-- Start STORED ROWS --

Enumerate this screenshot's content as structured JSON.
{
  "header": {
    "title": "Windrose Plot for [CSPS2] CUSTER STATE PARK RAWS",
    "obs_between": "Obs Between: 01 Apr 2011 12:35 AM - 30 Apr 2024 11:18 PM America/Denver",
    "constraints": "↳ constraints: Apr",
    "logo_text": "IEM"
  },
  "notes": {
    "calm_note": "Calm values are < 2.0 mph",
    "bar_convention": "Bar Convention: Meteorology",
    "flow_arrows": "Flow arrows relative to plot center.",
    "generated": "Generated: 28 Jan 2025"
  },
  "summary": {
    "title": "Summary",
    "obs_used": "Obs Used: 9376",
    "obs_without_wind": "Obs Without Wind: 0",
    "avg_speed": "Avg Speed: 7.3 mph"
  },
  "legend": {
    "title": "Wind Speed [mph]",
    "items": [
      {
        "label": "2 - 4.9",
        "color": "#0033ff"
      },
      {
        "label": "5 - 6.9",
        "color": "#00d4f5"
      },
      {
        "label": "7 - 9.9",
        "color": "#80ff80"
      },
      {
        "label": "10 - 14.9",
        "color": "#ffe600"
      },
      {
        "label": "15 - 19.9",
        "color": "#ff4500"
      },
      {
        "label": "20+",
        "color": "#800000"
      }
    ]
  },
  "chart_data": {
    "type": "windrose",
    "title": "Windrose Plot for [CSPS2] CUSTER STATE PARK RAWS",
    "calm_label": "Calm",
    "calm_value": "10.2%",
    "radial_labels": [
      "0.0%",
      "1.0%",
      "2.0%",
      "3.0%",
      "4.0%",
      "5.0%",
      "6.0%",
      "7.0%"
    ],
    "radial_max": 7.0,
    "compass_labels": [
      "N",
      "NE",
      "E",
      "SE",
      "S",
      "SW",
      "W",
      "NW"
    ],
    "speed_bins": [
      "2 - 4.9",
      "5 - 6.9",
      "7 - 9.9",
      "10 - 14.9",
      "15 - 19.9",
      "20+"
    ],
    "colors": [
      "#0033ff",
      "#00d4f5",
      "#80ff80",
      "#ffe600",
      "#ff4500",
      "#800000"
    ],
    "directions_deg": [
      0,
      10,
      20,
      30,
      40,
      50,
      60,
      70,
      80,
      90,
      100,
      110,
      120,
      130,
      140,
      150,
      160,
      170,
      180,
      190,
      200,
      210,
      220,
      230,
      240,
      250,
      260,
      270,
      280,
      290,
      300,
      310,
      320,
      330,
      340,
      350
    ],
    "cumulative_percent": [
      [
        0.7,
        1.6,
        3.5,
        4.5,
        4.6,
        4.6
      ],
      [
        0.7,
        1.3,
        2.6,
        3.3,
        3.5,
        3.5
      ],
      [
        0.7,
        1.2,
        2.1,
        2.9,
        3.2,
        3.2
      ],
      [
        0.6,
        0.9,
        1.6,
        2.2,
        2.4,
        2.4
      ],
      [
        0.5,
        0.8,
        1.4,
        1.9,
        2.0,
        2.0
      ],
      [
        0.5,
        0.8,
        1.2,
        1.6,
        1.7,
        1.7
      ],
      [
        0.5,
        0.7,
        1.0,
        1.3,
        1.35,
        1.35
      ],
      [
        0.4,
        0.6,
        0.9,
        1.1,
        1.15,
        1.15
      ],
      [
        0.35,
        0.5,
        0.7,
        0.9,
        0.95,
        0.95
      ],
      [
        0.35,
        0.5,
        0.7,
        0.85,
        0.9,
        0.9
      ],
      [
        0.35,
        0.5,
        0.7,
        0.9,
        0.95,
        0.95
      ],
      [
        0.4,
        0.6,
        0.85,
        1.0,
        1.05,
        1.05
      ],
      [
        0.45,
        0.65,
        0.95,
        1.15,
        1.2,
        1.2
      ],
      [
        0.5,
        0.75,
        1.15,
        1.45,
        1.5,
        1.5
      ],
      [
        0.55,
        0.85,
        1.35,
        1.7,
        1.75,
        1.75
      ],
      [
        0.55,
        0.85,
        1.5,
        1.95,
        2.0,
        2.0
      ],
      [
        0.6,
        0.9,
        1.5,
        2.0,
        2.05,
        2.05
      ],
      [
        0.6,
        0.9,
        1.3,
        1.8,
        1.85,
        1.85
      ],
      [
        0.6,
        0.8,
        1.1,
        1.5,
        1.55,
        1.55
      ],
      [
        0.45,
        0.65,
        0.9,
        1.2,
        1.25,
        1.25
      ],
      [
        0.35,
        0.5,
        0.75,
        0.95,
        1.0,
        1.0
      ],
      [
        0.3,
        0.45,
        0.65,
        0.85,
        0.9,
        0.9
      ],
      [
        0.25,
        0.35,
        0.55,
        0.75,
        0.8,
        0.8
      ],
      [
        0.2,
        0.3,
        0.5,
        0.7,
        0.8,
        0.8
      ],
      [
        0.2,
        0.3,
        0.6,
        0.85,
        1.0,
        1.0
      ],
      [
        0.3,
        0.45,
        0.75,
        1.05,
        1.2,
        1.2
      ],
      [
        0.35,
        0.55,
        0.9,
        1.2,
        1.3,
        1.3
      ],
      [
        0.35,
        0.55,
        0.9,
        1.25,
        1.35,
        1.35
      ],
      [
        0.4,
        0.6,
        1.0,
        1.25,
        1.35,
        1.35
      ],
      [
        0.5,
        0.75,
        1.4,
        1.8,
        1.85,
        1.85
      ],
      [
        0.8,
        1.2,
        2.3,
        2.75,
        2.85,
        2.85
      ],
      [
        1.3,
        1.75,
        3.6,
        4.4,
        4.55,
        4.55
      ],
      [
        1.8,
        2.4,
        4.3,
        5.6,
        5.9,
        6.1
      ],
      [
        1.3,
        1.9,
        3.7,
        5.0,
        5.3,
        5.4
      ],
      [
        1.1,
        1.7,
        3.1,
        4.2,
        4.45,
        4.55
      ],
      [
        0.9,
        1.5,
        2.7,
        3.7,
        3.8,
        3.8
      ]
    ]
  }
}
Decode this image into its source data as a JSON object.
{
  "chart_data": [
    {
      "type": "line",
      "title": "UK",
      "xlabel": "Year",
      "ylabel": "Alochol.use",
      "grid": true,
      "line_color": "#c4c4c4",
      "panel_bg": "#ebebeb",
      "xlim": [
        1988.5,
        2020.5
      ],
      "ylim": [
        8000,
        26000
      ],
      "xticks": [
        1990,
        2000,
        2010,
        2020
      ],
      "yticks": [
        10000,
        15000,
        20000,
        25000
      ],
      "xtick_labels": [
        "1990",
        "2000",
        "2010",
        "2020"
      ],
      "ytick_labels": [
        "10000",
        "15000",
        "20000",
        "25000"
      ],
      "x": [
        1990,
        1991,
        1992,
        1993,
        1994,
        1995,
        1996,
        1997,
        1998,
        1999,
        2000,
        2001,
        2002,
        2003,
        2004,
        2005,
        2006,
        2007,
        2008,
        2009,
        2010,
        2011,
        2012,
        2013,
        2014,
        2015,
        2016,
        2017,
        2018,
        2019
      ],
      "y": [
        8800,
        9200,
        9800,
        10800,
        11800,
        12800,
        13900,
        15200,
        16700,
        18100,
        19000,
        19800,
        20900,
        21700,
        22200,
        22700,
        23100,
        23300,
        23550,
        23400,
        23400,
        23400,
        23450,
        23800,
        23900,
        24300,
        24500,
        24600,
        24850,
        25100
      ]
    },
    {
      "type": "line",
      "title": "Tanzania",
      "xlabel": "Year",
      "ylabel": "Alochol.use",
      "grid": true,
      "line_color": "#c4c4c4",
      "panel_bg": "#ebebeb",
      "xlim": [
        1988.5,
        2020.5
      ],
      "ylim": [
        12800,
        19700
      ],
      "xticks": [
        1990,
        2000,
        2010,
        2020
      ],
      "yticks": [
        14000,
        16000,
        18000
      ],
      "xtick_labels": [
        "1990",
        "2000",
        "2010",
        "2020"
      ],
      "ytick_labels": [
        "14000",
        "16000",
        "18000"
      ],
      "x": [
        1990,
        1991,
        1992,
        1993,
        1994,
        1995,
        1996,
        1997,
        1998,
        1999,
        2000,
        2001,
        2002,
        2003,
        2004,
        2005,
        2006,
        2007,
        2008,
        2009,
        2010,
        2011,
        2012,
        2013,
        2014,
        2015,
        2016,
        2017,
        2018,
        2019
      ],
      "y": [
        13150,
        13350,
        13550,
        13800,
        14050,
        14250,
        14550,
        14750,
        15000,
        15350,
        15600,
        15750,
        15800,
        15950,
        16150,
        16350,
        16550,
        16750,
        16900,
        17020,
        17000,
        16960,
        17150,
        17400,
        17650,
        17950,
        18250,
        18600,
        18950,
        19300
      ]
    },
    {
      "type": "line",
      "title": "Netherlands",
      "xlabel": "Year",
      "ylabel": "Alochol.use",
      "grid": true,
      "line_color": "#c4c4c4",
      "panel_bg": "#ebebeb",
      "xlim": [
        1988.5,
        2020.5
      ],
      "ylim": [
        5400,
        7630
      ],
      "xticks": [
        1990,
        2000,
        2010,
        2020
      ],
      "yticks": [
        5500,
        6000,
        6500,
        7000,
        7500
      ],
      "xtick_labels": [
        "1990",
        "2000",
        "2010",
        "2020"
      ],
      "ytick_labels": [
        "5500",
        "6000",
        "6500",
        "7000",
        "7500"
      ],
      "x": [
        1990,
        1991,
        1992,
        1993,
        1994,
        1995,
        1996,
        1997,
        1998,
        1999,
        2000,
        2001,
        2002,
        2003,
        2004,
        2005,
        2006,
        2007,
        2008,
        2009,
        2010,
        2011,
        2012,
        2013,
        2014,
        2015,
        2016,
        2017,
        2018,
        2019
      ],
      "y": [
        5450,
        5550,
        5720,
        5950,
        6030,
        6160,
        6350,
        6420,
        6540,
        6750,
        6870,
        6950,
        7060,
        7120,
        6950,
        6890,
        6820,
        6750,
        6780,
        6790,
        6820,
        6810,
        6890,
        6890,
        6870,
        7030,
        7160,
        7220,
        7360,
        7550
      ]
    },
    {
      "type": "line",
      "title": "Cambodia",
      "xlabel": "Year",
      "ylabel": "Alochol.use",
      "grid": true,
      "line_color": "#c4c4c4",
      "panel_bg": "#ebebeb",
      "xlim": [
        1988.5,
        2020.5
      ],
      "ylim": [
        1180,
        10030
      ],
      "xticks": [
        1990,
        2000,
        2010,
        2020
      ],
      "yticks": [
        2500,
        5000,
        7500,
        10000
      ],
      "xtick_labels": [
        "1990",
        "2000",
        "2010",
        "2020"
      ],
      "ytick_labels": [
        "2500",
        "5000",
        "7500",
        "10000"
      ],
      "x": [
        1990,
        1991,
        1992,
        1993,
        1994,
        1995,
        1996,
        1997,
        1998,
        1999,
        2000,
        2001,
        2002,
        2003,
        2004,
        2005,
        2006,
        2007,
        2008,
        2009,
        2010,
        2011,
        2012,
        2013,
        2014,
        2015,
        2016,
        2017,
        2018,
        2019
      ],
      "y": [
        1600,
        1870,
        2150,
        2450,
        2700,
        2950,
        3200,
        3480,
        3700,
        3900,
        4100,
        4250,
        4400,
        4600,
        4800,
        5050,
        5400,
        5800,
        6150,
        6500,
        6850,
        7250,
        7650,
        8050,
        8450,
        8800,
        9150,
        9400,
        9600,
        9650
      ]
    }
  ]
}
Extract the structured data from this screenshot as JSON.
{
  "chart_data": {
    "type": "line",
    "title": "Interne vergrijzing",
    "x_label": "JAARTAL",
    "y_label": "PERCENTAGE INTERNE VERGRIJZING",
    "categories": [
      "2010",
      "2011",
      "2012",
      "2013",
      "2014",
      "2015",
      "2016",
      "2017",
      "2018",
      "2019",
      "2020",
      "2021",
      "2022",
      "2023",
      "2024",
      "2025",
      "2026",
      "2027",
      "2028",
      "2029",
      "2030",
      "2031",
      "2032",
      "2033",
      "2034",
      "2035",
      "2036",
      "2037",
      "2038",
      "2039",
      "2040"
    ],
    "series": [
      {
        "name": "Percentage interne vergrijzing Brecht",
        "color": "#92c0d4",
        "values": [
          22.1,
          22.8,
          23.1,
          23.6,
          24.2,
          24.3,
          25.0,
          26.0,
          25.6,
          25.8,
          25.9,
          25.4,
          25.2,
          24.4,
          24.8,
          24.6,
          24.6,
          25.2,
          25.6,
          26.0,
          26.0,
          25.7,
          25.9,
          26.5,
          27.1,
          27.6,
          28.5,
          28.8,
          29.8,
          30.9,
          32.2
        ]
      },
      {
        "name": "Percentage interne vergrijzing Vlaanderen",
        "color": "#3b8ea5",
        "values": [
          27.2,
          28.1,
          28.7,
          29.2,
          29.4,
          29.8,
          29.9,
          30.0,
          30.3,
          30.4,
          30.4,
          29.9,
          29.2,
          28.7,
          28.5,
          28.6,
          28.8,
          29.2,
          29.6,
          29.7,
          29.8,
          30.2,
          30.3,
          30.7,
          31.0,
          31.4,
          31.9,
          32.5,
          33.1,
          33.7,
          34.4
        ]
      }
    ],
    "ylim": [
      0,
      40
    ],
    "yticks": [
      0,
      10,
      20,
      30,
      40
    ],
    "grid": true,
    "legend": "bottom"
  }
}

-- End STORED ROWS --

• **TO DO**
Scan the listing above. Collect all lines with the word "this".

• **WORKED SOLUTION**
Enumerate this screenshot's content as structured JSON.
Decode this image into its source data as a JSON object.
Extract the structured data from this screenshot as JSON.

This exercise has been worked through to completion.